INFORMATION SUPPLIED
※

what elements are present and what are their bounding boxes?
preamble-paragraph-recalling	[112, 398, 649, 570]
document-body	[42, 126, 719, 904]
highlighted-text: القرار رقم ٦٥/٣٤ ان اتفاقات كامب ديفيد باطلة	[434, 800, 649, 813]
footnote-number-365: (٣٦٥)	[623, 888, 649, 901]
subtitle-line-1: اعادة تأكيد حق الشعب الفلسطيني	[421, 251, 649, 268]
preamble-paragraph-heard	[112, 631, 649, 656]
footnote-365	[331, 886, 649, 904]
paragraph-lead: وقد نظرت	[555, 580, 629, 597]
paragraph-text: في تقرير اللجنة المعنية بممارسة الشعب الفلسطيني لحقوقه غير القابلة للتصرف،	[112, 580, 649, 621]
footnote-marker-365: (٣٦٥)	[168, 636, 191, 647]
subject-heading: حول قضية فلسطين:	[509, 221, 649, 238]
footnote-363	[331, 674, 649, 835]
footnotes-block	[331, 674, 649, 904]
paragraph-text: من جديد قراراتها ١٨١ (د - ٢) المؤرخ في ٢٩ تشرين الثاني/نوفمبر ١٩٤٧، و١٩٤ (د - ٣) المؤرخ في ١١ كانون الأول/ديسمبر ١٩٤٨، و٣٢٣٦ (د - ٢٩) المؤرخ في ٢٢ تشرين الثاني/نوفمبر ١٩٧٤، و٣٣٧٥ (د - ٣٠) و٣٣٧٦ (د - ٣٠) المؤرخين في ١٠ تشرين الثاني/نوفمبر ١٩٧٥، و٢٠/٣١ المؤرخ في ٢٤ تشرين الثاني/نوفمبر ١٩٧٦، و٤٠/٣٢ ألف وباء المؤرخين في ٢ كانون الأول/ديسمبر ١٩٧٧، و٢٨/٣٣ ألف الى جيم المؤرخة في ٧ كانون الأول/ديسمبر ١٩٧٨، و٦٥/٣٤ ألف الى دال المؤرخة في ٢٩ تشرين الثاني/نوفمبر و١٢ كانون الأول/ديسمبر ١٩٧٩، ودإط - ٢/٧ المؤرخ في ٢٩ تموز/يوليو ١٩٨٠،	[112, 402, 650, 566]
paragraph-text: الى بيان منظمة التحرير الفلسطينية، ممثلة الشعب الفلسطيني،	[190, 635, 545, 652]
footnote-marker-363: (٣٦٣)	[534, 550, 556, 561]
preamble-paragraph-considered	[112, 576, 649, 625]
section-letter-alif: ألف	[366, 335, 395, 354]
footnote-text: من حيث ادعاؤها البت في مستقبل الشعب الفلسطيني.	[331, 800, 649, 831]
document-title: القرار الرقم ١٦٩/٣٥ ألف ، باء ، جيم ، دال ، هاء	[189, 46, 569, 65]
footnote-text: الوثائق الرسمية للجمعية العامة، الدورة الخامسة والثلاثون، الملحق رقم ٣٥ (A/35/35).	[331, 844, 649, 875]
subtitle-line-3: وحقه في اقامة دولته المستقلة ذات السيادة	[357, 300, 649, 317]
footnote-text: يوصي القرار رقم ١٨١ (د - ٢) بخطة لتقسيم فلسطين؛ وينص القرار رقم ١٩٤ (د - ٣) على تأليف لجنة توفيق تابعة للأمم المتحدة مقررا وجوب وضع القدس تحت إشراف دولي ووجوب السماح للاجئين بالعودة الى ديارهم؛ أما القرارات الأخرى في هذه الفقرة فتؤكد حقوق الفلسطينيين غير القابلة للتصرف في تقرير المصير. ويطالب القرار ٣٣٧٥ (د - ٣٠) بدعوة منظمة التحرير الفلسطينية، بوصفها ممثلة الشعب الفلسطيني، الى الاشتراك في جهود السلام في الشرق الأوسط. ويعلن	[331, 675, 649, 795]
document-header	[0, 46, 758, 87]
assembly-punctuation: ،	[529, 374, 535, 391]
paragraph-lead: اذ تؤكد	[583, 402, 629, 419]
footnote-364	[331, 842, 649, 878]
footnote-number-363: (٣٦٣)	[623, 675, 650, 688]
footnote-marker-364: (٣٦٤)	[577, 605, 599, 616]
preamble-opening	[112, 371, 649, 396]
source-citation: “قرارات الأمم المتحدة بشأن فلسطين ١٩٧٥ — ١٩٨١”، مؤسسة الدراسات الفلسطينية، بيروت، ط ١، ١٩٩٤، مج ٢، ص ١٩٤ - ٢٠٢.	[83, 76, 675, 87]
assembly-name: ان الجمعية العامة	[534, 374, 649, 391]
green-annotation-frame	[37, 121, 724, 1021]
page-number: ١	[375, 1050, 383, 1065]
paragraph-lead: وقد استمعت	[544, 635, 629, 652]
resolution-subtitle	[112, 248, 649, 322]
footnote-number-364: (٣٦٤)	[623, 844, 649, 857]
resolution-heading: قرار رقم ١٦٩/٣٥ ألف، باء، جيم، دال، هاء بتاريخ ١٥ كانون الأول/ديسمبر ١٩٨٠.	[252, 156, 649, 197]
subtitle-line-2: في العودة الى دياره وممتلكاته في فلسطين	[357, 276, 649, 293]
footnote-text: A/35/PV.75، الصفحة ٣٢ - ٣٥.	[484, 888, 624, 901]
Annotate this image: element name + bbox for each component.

※

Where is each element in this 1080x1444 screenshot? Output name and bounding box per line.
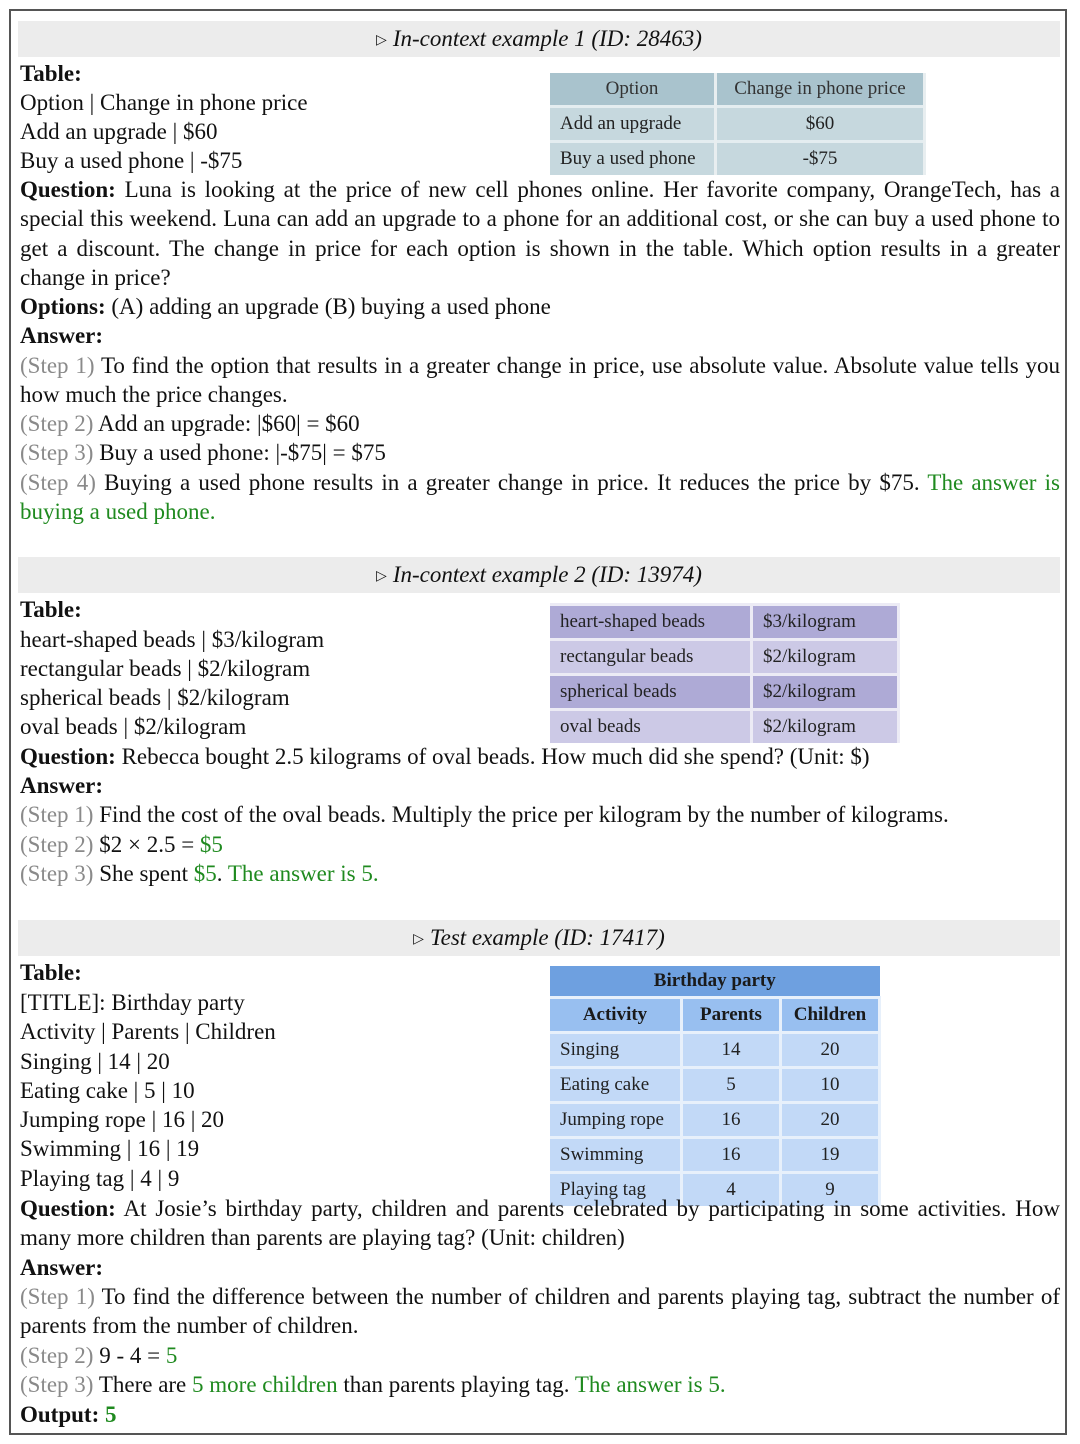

※

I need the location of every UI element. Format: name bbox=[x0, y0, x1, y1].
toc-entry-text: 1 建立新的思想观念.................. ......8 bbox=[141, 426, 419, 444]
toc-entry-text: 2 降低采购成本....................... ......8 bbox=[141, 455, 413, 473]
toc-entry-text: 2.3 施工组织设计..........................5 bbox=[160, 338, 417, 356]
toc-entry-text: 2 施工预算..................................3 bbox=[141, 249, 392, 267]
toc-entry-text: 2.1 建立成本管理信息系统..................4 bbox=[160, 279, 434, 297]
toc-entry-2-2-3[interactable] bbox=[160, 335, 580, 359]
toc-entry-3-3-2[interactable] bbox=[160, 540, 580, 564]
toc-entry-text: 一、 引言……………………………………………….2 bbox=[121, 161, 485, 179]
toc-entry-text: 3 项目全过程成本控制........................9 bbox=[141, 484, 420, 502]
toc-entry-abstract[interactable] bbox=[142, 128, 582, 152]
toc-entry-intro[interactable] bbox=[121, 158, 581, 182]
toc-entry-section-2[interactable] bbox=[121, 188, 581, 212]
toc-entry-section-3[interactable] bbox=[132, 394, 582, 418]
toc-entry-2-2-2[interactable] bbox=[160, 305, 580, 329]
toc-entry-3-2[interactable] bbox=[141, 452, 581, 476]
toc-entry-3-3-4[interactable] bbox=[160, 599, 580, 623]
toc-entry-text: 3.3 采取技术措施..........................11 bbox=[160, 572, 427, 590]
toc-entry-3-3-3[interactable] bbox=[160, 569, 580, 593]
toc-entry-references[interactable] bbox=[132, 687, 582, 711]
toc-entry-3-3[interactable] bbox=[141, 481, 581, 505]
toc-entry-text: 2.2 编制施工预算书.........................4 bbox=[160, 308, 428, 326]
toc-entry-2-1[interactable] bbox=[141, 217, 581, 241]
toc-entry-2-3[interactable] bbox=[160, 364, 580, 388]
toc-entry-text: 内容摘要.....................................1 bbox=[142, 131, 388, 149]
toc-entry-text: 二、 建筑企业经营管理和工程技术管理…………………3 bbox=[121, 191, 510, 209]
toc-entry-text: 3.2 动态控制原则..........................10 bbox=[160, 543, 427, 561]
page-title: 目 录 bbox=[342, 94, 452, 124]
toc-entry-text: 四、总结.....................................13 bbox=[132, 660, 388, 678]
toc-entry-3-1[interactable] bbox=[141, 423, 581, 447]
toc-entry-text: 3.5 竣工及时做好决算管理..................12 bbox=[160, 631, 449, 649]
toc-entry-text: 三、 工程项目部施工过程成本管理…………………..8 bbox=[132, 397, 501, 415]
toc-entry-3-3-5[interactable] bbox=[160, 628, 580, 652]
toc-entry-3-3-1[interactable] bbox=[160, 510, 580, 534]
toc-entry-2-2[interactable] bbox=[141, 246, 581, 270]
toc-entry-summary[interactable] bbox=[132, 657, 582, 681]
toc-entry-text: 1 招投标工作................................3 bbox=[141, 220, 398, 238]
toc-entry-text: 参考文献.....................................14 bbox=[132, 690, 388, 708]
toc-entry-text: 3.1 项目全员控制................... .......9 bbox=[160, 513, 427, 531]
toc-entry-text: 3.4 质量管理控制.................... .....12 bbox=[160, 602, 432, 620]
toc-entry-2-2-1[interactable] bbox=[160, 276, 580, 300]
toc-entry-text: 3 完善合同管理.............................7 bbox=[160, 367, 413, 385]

※

INSTRUCTIONS FOR THE TASK
Begin at the line that has "what elements are" in the rows above and stop after the line that has "674, 649, 904]", changing "document-body" to "page-body" and leaving everything else in those lines unchanged. Return only those lines.

FULL RESPONSE
what elements are present and what are their bounding boxes?
preamble-paragraph-recalling	[112, 398, 649, 570]
page-body	[42, 126, 719, 904]
highlighted-text: القرار رقم ٦٥/٣٤ ان اتفاقات كامب ديفيد باطلة	[434, 800, 649, 813]
footnote-number-365: (٣٦٥)	[623, 888, 649, 901]
subtitle-line-1: اعادة تأكيد حق الشعب الفلسطيني	[421, 251, 649, 268]
preamble-paragraph-heard	[112, 631, 649, 656]
footnote-365	[331, 886, 649, 904]
paragraph-lead: وقد نظرت	[555, 580, 629, 597]
paragraph-text: في تقرير اللجنة المعنية بممارسة الشعب الفلسطيني لحقوقه غير القابلة للتصرف،	[112, 580, 649, 621]
footnote-marker-365: (٣٦٥)	[168, 636, 191, 647]
subject-heading: حول قضية فلسطين:	[509, 221, 649, 238]
footnote-363	[331, 674, 649, 835]
footnotes-block	[331, 674, 649, 904]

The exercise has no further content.